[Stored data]
+===+
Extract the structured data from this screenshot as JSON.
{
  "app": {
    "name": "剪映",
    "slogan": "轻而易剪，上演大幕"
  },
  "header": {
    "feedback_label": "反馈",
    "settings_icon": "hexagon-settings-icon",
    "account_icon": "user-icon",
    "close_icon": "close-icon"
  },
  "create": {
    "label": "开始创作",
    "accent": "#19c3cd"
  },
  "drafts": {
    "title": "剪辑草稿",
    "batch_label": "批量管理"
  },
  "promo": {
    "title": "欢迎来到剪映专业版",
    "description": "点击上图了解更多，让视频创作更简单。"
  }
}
+===+
PROBLEM REQUIREMENTS
Write out the listing once more, matching it exactly.

CORRECT RESULT
Extract the structured data from this screenshot as JSON.
{
  "app": {
    "name": "剪映",
    "slogan": "轻而易剪，上演大幕"
  },
  "header": {
    "feedback_label": "反馈",
    "settings_icon": "hexagon-settings-icon",
    "account_icon": "user-icon",
    "close_icon": "close-icon"
  },
  "create": {
    "label": "开始创作",
    "accent": "#19c3cd"
  },
  "drafts": {
    "title": "剪辑草稿",
    "batch_label": "批量管理"
  },
  "promo": {
    "title": "欢迎来到剪映专业版",
    "description": "点击上图了解更多，让视频创作更简单。"
  }
}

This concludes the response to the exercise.